Data entries
::::::
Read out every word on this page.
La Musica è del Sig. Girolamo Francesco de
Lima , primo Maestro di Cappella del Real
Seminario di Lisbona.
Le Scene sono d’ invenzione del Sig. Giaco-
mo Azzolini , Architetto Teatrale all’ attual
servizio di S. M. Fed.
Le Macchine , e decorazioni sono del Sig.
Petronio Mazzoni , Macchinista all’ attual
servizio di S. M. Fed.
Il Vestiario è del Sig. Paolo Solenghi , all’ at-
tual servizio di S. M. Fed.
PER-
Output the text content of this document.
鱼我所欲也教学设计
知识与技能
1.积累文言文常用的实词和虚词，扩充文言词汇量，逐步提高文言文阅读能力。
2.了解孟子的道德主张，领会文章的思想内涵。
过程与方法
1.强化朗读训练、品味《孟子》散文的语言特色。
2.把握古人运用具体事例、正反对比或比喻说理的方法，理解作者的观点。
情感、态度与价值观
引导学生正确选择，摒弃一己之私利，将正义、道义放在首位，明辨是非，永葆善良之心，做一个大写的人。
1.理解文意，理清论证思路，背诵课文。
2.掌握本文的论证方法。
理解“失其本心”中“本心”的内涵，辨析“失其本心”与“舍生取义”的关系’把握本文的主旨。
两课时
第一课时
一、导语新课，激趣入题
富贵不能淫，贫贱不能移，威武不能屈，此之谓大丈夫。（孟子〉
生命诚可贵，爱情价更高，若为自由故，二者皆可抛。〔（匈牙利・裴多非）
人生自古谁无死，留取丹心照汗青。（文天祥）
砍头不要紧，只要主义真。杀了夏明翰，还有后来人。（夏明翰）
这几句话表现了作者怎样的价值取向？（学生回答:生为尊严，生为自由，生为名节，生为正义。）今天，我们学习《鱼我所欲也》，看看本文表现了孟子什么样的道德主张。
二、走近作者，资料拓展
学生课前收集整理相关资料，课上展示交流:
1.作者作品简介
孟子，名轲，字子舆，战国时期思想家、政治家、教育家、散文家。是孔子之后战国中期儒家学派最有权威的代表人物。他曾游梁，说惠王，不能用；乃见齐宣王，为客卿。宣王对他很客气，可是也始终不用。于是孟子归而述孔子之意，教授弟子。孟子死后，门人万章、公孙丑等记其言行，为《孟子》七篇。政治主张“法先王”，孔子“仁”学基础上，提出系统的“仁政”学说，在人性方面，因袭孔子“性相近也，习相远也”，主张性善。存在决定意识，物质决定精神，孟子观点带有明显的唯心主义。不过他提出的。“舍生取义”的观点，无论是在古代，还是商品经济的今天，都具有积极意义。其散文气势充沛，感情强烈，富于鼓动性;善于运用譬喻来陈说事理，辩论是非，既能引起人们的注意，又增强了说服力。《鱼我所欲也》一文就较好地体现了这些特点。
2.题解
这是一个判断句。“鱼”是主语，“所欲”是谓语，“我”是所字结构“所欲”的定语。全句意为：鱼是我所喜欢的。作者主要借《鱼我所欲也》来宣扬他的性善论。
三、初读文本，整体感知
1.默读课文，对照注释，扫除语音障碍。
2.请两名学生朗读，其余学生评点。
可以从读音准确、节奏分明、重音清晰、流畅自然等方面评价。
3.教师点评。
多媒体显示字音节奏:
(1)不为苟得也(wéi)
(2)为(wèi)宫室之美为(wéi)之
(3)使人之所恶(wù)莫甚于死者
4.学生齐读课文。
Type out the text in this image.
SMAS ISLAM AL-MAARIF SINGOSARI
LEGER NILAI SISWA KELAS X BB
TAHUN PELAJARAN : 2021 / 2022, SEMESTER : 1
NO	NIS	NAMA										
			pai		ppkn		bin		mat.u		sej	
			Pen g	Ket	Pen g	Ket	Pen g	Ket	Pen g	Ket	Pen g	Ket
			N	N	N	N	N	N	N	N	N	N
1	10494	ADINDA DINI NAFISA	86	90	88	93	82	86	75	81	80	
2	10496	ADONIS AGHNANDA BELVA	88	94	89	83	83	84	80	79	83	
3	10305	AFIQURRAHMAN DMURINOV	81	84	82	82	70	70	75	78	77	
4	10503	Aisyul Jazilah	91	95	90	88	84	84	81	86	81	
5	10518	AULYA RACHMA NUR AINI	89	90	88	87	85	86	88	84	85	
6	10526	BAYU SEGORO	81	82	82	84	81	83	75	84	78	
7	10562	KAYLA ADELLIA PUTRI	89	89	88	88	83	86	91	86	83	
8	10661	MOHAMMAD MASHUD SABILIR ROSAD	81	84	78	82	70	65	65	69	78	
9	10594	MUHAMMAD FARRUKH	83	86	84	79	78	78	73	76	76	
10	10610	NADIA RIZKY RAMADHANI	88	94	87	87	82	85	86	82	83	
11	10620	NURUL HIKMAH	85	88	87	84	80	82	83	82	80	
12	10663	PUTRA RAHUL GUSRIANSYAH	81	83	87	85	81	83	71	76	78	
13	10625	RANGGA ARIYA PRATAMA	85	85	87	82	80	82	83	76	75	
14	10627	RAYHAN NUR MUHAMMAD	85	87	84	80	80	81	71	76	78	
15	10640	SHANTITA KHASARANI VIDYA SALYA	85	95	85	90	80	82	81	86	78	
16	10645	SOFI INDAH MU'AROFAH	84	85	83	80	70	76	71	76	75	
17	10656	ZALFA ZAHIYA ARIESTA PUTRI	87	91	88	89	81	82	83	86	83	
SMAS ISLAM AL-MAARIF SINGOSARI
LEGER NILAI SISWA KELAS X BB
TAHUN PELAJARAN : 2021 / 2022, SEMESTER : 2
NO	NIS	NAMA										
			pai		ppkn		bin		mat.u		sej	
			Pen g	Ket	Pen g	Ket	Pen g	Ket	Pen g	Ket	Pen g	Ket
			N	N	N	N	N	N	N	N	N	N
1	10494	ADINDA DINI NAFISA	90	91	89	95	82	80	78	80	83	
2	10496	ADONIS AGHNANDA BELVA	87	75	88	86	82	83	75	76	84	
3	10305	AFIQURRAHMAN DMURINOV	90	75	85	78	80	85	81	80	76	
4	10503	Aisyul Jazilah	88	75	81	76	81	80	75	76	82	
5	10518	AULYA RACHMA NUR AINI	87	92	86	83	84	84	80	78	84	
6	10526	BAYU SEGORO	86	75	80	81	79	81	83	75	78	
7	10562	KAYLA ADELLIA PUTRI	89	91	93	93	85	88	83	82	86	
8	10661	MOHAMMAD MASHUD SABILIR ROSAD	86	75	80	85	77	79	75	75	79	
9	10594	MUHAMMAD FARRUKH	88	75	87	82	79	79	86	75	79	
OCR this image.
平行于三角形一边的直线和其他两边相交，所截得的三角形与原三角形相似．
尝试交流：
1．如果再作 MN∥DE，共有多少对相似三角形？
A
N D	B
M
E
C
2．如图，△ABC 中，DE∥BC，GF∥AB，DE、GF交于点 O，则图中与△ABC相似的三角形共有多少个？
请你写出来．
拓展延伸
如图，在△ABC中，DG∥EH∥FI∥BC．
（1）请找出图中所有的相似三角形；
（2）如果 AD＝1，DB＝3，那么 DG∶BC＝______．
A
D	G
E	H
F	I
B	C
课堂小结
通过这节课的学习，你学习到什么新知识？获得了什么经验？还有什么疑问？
::::::
WRITTEN PROBLEM: Examine the records and pull out every line where the string "BAYU" occurs.

ANSWER TO THE TASK:
6	10526	BAYU SEGORO	81	82	82	84	81	83	75	84	78	
6	10526	BAYU SEGORO	86	75	80	81	79	81	83	75	78	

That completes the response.